Do this: The records below must be copied in full; omit the images.

Data supplied:

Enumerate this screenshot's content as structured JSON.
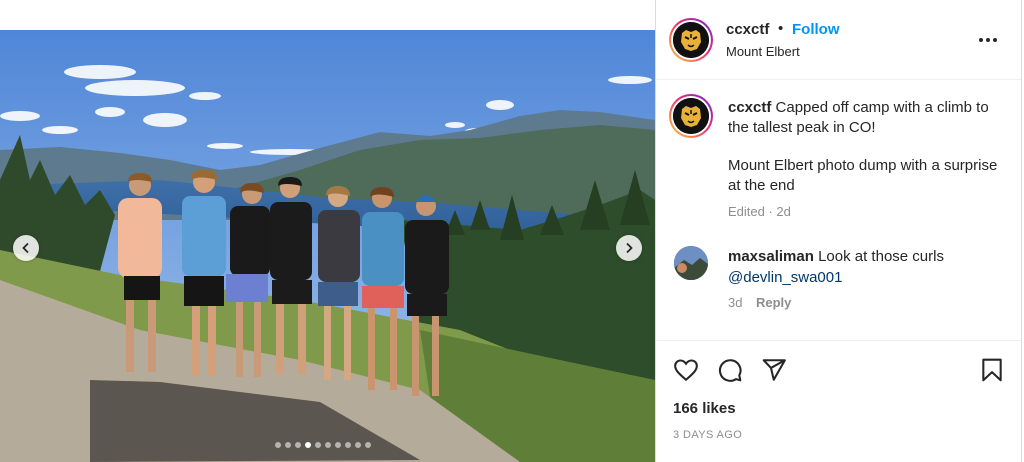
{
  "post": {
    "username": "ccxctf",
    "separator": "•",
    "follow_label": "Follow",
    "location": "Mount Elbert",
    "more_icon": "more-options-icon"
  },
  "caption": {
    "username": "ccxctf",
    "line1": "Capped off camp with a climb to the tallest peak in CO!",
    "line2": "Mount Elbert photo dump with a surprise at the end",
    "meta": "Edited · 2d"
  },
  "comment": {
    "username": "maxsaliman",
    "text": "Look at those curls",
    "mention": "@devlin_swa001",
    "age": "3d",
    "reply_label": "Reply"
  },
  "actions": {
    "icons": [
      "heart-icon",
      "comment-icon",
      "share-icon",
      "bookmark-icon"
    ],
    "likes": "166 likes",
    "date": "3 DAYS AGO"
  },
  "carousel": {
    "total_slides": 10,
    "active_index": 3
  },
  "colors": {
    "link_blue": "#0095f6",
    "mention_blue": "#00376b",
    "muted": "#8e8e8e",
    "text": "#262626",
    "border": "#dbdbdb"
  }
}
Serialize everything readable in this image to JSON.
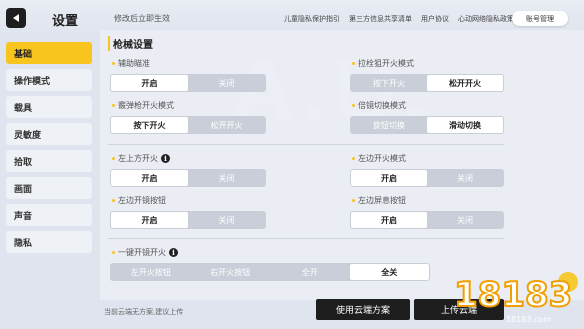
{
  "header": {
    "title": "设置",
    "hint": "修改后立即生效",
    "links": [
      "儿童隐私保护指引",
      "第三方信息共享清单",
      "用户协议",
      "心动网络隐私政策"
    ],
    "account_button": "账号管理"
  },
  "sidebar": {
    "items": [
      {
        "label": "基础",
        "active": true
      },
      {
        "label": "操作模式",
        "active": false
      },
      {
        "label": "载具",
        "active": false
      },
      {
        "label": "灵敏度",
        "active": false
      },
      {
        "label": "拾取",
        "active": false
      },
      {
        "label": "画面",
        "active": false
      },
      {
        "label": "声音",
        "active": false
      },
      {
        "label": "隐私",
        "active": false
      }
    ]
  },
  "main": {
    "section_title": "枪械设置",
    "settings": {
      "auxiliary_aim": {
        "label": "辅助瞄准",
        "options": [
          "开启",
          "关闭"
        ],
        "selected": 0
      },
      "bolt_fire_mode": {
        "label": "拉栓狙开火模式",
        "options": [
          "按下开火",
          "松开开火"
        ],
        "selected": 1
      },
      "shotgun_fire_mode": {
        "label": "霰弹枪开火模式",
        "options": [
          "按下开火",
          "松开开火"
        ],
        "selected": 0
      },
      "scope_switch_mode": {
        "label": "倍镜切换模式",
        "options": [
          "旋钮切换",
          "滑动切换"
        ],
        "selected": 1
      },
      "top_left_fire": {
        "label": "左上方开火",
        "options": [
          "开启",
          "关闭"
        ],
        "selected": 0
      },
      "left_fire_mode": {
        "label": "左边开火模式",
        "options": [
          "开启",
          "关闭"
        ],
        "selected": 0
      },
      "left_scope_button": {
        "label": "左边开镜按钮",
        "options": [
          "开启",
          "关闭"
        ],
        "selected": 0
      },
      "left_breath_button": {
        "label": "左边屏息按钮",
        "options": [
          "开启",
          "关闭"
        ],
        "selected": 0
      },
      "one_key_scope_fire": {
        "label": "一键开镜开火",
        "options": [
          "左开火按钮",
          "右开火按钮",
          "全开",
          "全关"
        ],
        "selected": 3
      }
    }
  },
  "footer": {
    "note": "当前云端无方案,建议上传",
    "use_cloud_button": "使用云端方案",
    "upload_button": "上传云端"
  },
  "watermark": {
    "text": "18183",
    "site": "18183.com"
  },
  "colors": {
    "accent": "#f7c51e",
    "dark_button": "#1e1e1e",
    "segment_bg": "#c9ced8"
  }
}
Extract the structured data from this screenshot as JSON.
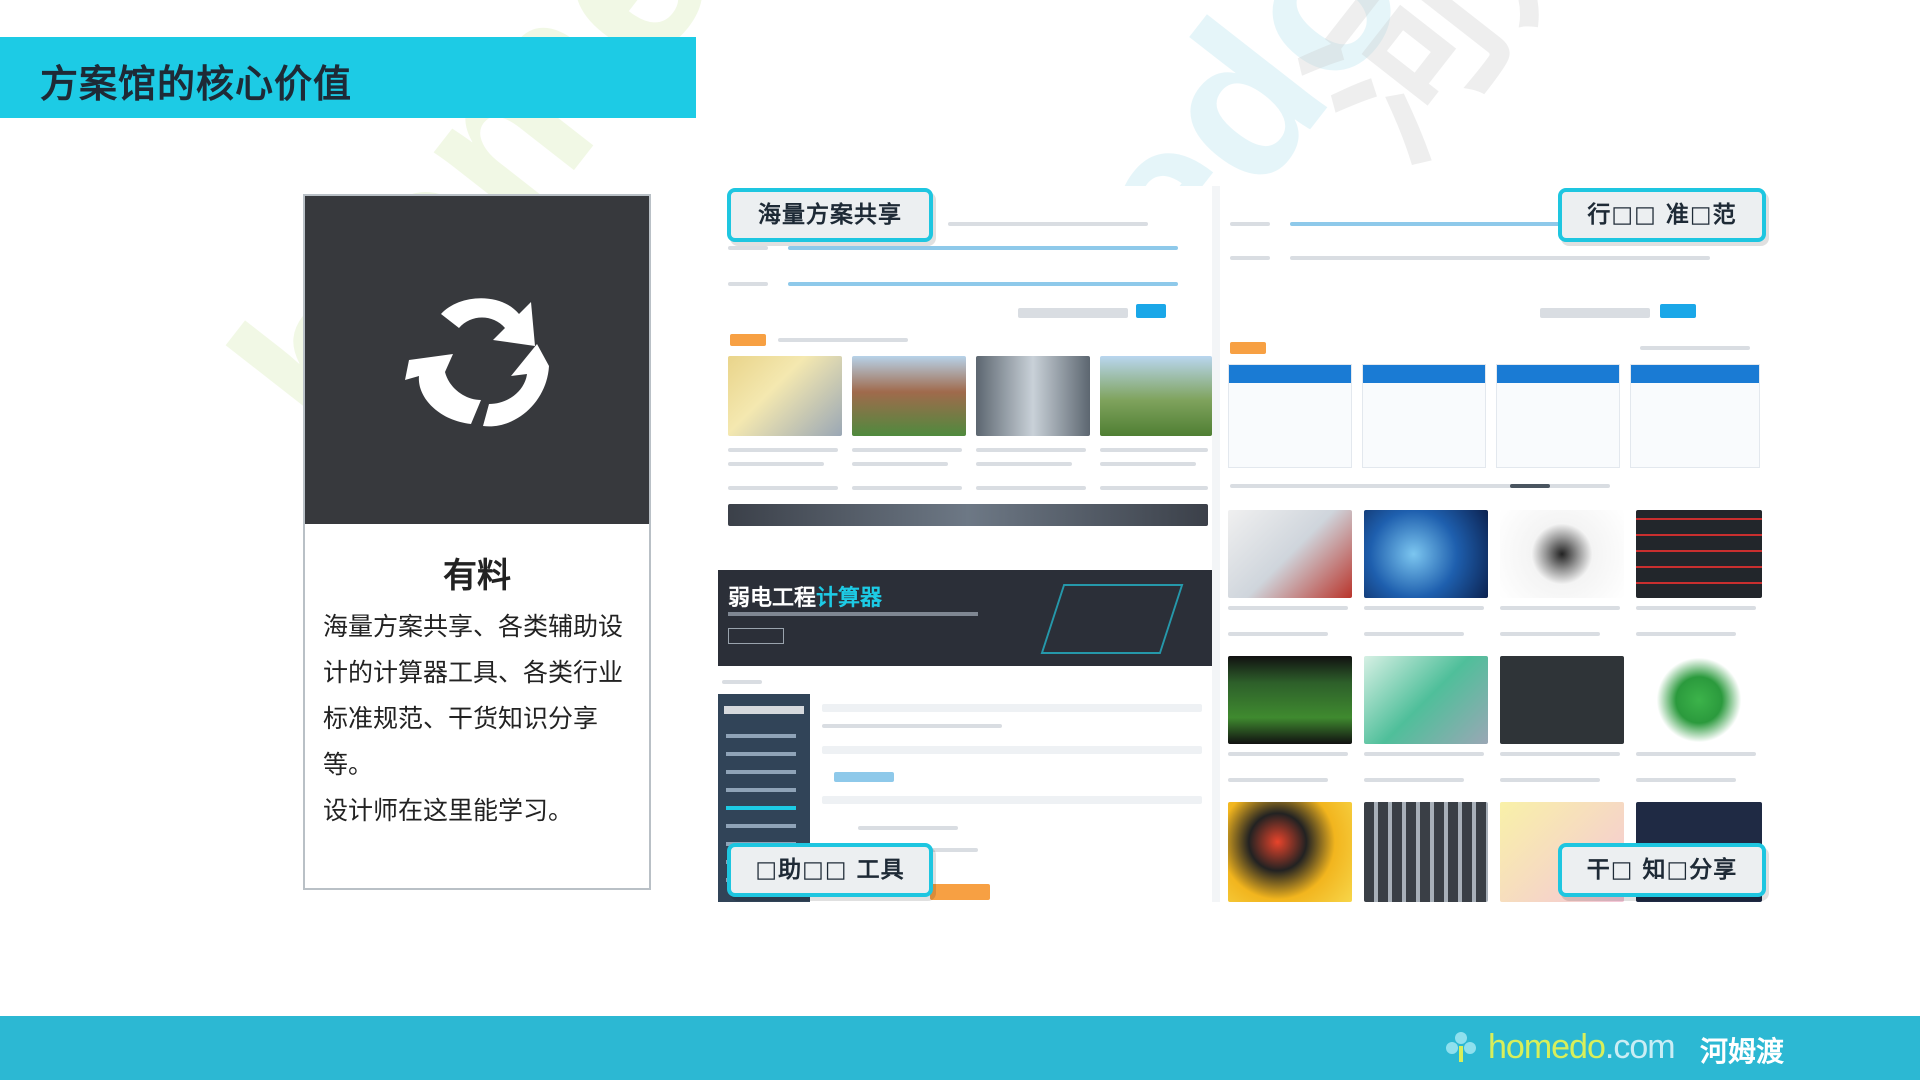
{
  "header": {
    "title": "方案馆的核心价值"
  },
  "card": {
    "heading": "有料",
    "body_lines": [
      "海量方案共享、各类辅助设",
      "计的计算器工具、各类行业",
      "标准规范、干货知识分享",
      "等。",
      "设计师在这里能学习。"
    ]
  },
  "collage": {
    "banner_title": "弱电工程",
    "banner_title_accent": "计算器"
  },
  "callouts": {
    "share": "海量方案共享",
    "standards": "行□□ 准□范",
    "tools": "□助□□ 工具",
    "knowledge": "干□ 知□分享"
  },
  "footer": {
    "logo_en_primary": "homedo",
    "logo_en_suffix": ".com",
    "logo_cn": "河姆渡"
  },
  "watermark": {
    "text_1": "homedo.com",
    "text_2": "homedo.com",
    "text_3": "河姆渡"
  },
  "colors": {
    "accent": "#1dcbe5",
    "footer": "#2cb8d3",
    "card_dark": "#37393d",
    "logo_green": "#d8ef5a"
  }
}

Answer to this exercise:
Enumerate this screenshot's content as structured JSON.
{
  "post": {
    "username": "ccxctf",
    "separator": "•",
    "follow_label": "Follow",
    "location": "Mount Elbert",
    "more_icon": "more-options-icon"
  },
  "caption": {
    "username": "ccxctf",
    "line1": "Capped off camp with a climb to the tallest peak in CO!",
    "line2": "Mount Elbert photo dump with a surprise at the end",
    "meta": "Edited · 2d"
  },
  "comment": {
    "username": "maxsaliman",
    "text": "Look at those curls",
    "mention": "@devlin_swa001",
    "age": "3d",
    "reply_label": "Reply"
  },
  "actions": {
    "icons": [
      "heart-icon",
      "comment-icon",
      "share-icon",
      "bookmark-icon"
    ],
    "likes": "166 likes",
    "date": "3 DAYS AGO"
  },
  "carousel": {
    "total_slides": 10,
    "active_index": 3
  },
  "colors": {
    "link_blue": "#0095f6",
    "mention_blue": "#00376b",
    "muted": "#8e8e8e",
    "text": "#262626",
    "border": "#dbdbdb"
  }
}
Serialize everything readable in this image to JSON.
{
  "header": {
    "title": "设置",
    "hint": "修改后立即生效",
    "links": [
      "儿童隐私保护指引",
      "第三方信息共享清单",
      "用户协议",
      "心动网络隐私政策"
    ],
    "account_button": "账号管理"
  },
  "sidebar": {
    "items": [
      {
        "label": "基础",
        "active": true
      },
      {
        "label": "操作模式",
        "active": false
      },
      {
        "label": "载具",
        "active": false
      },
      {
        "label": "灵敏度",
        "active": false
      },
      {
        "label": "拾取",
        "active": false
      },
      {
        "label": "画面",
        "active": false
      },
      {
        "label": "声音",
        "active": false
      },
      {
        "label": "隐私",
        "active": false
      }
    ]
  },
  "main": {
    "section_title": "枪械设置",
    "settings": {
      "auxiliary_aim": {
        "label": "辅助瞄准",
        "options": [
          "开启",
          "关闭"
        ],
        "selected": 0
      },
      "bolt_fire_mode": {
        "label": "拉栓狙开火模式",
        "options": [
          "按下开火",
          "松开开火"
        ],
        "selected": 1
      },
      "shotgun_fire_mode": {
        "label": "霰弹枪开火模式",
        "options": [
          "按下开火",
          "松开开火"
        ],
        "selected": 0
      },
      "scope_switch_mode": {
        "label": "倍镜切换模式",
        "options": [
          "旋钮切换",
          "滑动切换"
        ],
        "selected": 1
      },
      "top_left_fire": {
        "label": "左上方开火",
        "options": [
          "开启",
          "关闭"
        ],
        "selected": 0
      },
      "left_fire_mode": {
        "label": "左边开火模式",
        "options": [
          "开启",
          "关闭"
        ],
        "selected": 0
      },
      "left_scope_button": {
        "label": "左边开镜按钮",
        "options": [
          "开启",
          "关闭"
        ],
        "selected": 0
      },
      "left_breath_button": {
        "label": "左边屏息按钮",
        "options": [
          "开启",
          "关闭"
        ],
        "selected": 0
      },
      "one_key_scope_fire": {
        "label": "一键开镜开火",
        "options": [
          "左开火按钮",
          "右开火按钮",
          "全开",
          "全关"
        ],
        "selected": 3
      }
    }
  },
  "footer": {
    "note": "当前云端无方案,建议上传",
    "use_cloud_button": "使用云端方案",
    "upload_button": "上传云端"
  },
  "watermark": {
    "text": "18183",
    "site": "18183.com"
  },
  "colors": {
    "accent": "#f7c51e",
    "dark_button": "#1e1e1e",
    "segment_bg": "#c9ced8"
  }
}
Extract the structured data from this screenshot as JSON.
{
  "header": {
    "title": "方案馆的核心价值"
  },
  "card": {
    "heading": "有料",
    "body_lines": [
      "海量方案共享、各类辅助设",
      "计的计算器工具、各类行业",
      "标准规范、干货知识分享",
      "等。",
      "设计师在这里能学习。"
    ]
  },
  "collage": {
    "banner_title": "弱电工程",
    "banner_title_accent": "计算器"
  },
  "callouts": {
    "share": "海量方案共享",
    "standards": "行□□ 准□范",
    "tools": "□助□□ 工具",
    "knowledge": "干□ 知□分享"
  },
  "footer": {
    "logo_en_primary": "homedo",
    "logo_en_suffix": ".com",
    "logo_cn": "河姆渡"
  },
  "watermark": {
    "text_1": "homedo.com",
    "text_2": "homedo.com",
    "text_3": "河姆渡"
  },
  "colors": {
    "accent": "#1dcbe5",
    "footer": "#2cb8d3",
    "card_dark": "#37393d",
    "logo_green": "#d8ef5a"
  }
}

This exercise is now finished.